--- START DATASET EXTRACT ---
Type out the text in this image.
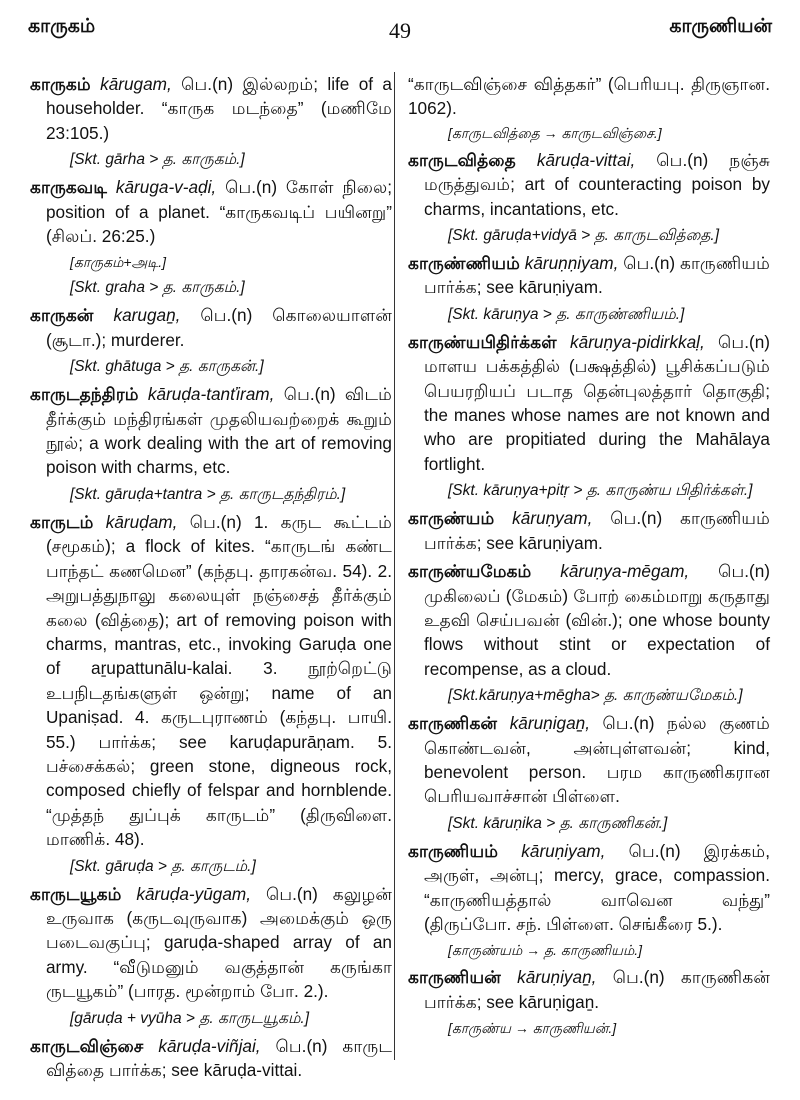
காருகம்	49	காருணியன்
காருகம் kārugam, பெ.(n) இல்லறம்; life of a householder. “காருக மடந்தை” (மணிமே 23:105.)
[Skt. gārha > த. காருகம்.]
காருகவடி kāruga-v-aḍi, பெ.(n) கோள் நிலை; position of a planet. “காருகவடிப் பயினறு” (சிலப். 26:25.)
[காருகம்+அடி.]
[Skt. graha > த. காருகம்.]
காருகன் karugaṉ, பெ.(n) கொலையாளன் (சூடா.); murderer.
[Skt. ghātuga > த. காருகன்.]
காருடதந்திரம் kāruḍa-tanťiram, பெ.(n) விடம் தீர்க்கும் மந்திரங்கள் முதலியவற்றைக் கூறும் நூல்; a work dealing with the art of removing poison with charms, etc.
[Skt. gāruḍa+tantra > த. காருடதந்திரம்.]
காருடம் kāruḍam, பெ.(n) 1. கருட கூட்டம் (சமூகம்); a flock of kites. “காருடங் கண்ட பாந்தட் கணமென” (கந்தபு. தாரகன்வ. 54). 2. அறுபத்துநாலு கலையுள் நஞ்சைத் தீர்க்கும் கலை (வித்தை); art of removing poison with charms, mantras, etc., invoking Garuḍa one of aṟupattunālu-kalai. 3. நூற்றெட்டு உபநிடதங்களுள் ஒன்று; name of an Upaniṣad. 4. கருடபுராணம் (கந்தபு. பாயி. 55.) பார்க்க; see karuḍapurāṇam. 5. பச்சைக்கல்; green stone, digneous rock, composed chiefly of felspar and hornblende. “முத்தந் துப்புக் காருடம்” (திருவிளை. மாணிக். 48).
[Skt. gāruḍa > த. காருடம்.]
காருடயூகம் kāruḍa-yūgam, பெ.(n) கலுழன் உருவாக (கருடவுருவாக) அமைக்கும் ஒரு படைவகுப்பு; garuḍa-shaped array of an army. “வீடுமனும் வகுத்தான் கருங்கா ருடயூகம்” (பாரத. மூன்றாம் போ. 2.).
[gāruḍa + vyūha > த. காருடயூகம்.]
காருடவிஞ்சை kāruḍa-viñjai, பெ.(n) காருட வித்தை பார்க்க; see kāruḍa-vittai.
“காருடவிஞ்சை வித்தகர்” (பெரியபு. திருஞான. 1062).
[காருடவித்தை → காருடவிஞ்சை.]
காருடவித்தை kāruḍa-vittai, பெ.(n) நஞ்சு மருத்துவம்; art of counteracting poison by charms, incantations, etc.
[Skt. gāruḍa+vidyā > த. காருடவித்தை.]
காருண்ணியம் kāruṇṇiyam, பெ.(n) காருணியம் பார்க்க; see kāruṇiyam.
[Skt. kāruṇya > த. காருண்ணியம்.]
காருண்யபிதிர்க்கள் kāruṇya-pidirkkaḷ, பெ.(n) மாளய பக்கத்தில் (பக்ஷத்தில்) பூசிக்கப்படும் பெயரறியப் படாத தென்புலத்தார் தொகுதி; the manes whose names are not known and who are propitiated during the Mahālaya fortlight.
[Skt. kāruṇya+pitṛ > த. காருண்ய பிதிர்க்கள்.]
காருண்யம் kāruṇyam, பெ.(n) காருணியம் பார்க்க; see kāruṇiyam.
காருண்யமேகம் kāruṇya-mēgam, பெ.(n) முகிலைப் (மேகம்) போற் கைம்மாறு கருதாது உதவி செய்பவன் (வின்.); one whose bounty flows without stint or expectation of recompense, as a cloud.
[Skt.kāruṇya+mēgha> த. காருண்யமேகம்.]
காருணிகன் kāruṇigaṉ, பெ.(n) நல்ல குணம் கொண்டவன், அன்புள்ளவன்; kind, benevolent person. பரம காருணிகரான பெரியவாச்சான் பிள்ளை.
[Skt. kāruṇika > த. காருணிகன்.]
காருணியம் kāruṇiyam, பெ.(n) இரக்கம், அருள், அன்பு; mercy, grace, compassion. “காருணியத்தால் வாவென வந்து” (திருப்போ. சந். பிள்ளை. செங்கீரை 5.).
[காருண்யம் → த. காருணியம்.]
காருணியன் kāruṇiyaṉ, பெ.(n) காருணிகன் பார்க்க; see kāruṇigaṉ.
[காருண்ய → காருணியன்.]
--- END DATASET EXTRACT ---
- PROBLEM TO WORK ON
Find the word "kāruṇigaṉ" in the entries above and gather every line that holds it.

- WRITTEN SOLUTION
காருணிகன் kāruṇigaṉ, பெ.(n) நல்ல குணம் கொண்டவன், அன்புள்ளவன்; kind, benevolent person. பரம காருணிகரான பெரியவாச்சான் பிள்ளை.
காருணியன் kāruṇiyaṉ, பெ.(n) காருணிகன் பார்க்க; see kāruṇigaṉ.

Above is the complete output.